▶ [Activity A]: List every day of the week and every calendar date that the article on sunflowers as a symbol of Ukrainian resistance mentions.
▶ [Activity B]: Reproduce word for word the passage of the sunflower article starting at "The video, posted" and ending at "with added subtitles.".

▶ [Text]:

How sunflowers became a symbol of Ukrainian resistance
- A video shared by UkraineWorld appeared to show a Ukrainian woman standing up to Russian soldiers.
- She told them to carry sunflower seeds in their pockets so that flowers would grow after they die.
Sunflowers have taken on a new, defiant meaning as Ukraine continues to fight against Russia's invasion.
Sunflowers were already Ukraine's national flower, but they emerged as a symbol of resistance after a widely shared video clip appeared to show a Ukrainian woman berating Russian soldiers, telling them to put sunflower seeds in their pockets so that flowers would grow after they died in battle.
The video, posted to Twitter by the news site UkraineWorld on Thursday, has been viewed over 8 million times.
—UkraineWorld (@ukraine_world) February 24, 2022
BBC News also shared the video with added subtitles.
—BBC News (World) (@BBCWorld) February 25, 2022
"Take these seeds so sunflowers grow when you die here," the woman says to Russian soldiers, according to the BBC's translation.
"OK. This conversation won't lead to anything. Let's not make things worse," a Russian soldier says.
The woman continues, "Guys, put these seeds into your pockets. Take these seeds. You will die here with them. You've come to my land ... Do you understand? You're occupiers. You're enemies. And from now on, you're cursed."
John Oliver featured the viral clip on Sunday's episode of "Last Week Tonight."

▶ [Dataset content]:

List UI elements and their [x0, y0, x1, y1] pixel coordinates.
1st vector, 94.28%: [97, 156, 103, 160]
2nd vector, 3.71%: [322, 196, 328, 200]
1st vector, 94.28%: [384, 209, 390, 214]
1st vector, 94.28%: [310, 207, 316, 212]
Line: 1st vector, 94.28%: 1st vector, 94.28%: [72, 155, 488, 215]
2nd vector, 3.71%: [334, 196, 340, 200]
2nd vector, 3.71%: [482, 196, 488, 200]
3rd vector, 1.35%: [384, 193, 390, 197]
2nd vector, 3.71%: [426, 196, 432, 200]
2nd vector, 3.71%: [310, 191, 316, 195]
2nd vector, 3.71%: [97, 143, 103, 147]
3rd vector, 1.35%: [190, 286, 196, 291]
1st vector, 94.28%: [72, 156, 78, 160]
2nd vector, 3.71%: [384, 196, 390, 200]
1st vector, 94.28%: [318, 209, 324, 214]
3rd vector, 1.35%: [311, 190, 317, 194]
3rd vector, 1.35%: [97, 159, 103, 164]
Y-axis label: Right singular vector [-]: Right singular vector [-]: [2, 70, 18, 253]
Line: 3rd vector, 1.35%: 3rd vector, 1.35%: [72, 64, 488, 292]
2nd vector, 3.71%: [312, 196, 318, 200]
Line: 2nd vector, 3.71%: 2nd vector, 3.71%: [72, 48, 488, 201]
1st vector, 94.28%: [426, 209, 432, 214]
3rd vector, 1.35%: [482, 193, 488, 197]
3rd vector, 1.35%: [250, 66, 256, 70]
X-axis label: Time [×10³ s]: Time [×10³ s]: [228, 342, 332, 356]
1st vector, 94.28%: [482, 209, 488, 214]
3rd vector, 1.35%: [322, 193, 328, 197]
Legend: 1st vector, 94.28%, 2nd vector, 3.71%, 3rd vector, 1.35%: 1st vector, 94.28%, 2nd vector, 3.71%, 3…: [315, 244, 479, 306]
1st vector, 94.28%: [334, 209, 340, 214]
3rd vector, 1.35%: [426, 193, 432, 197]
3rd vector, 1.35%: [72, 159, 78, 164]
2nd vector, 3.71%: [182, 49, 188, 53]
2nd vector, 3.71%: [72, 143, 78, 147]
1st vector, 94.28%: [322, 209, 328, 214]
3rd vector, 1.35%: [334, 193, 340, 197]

▶ [Task result A]:
- Thursday
- February 24, 2022
- February 25, 2022
- Sunday

▶ [Task result B]:
The video, posted to Twitter by the news site UkraineWorld on Thursday, has been viewed over 8 million times.
—UkraineWorld (@ukraine_world) February 24, 2022
BBC News also shared the video with added subtitles.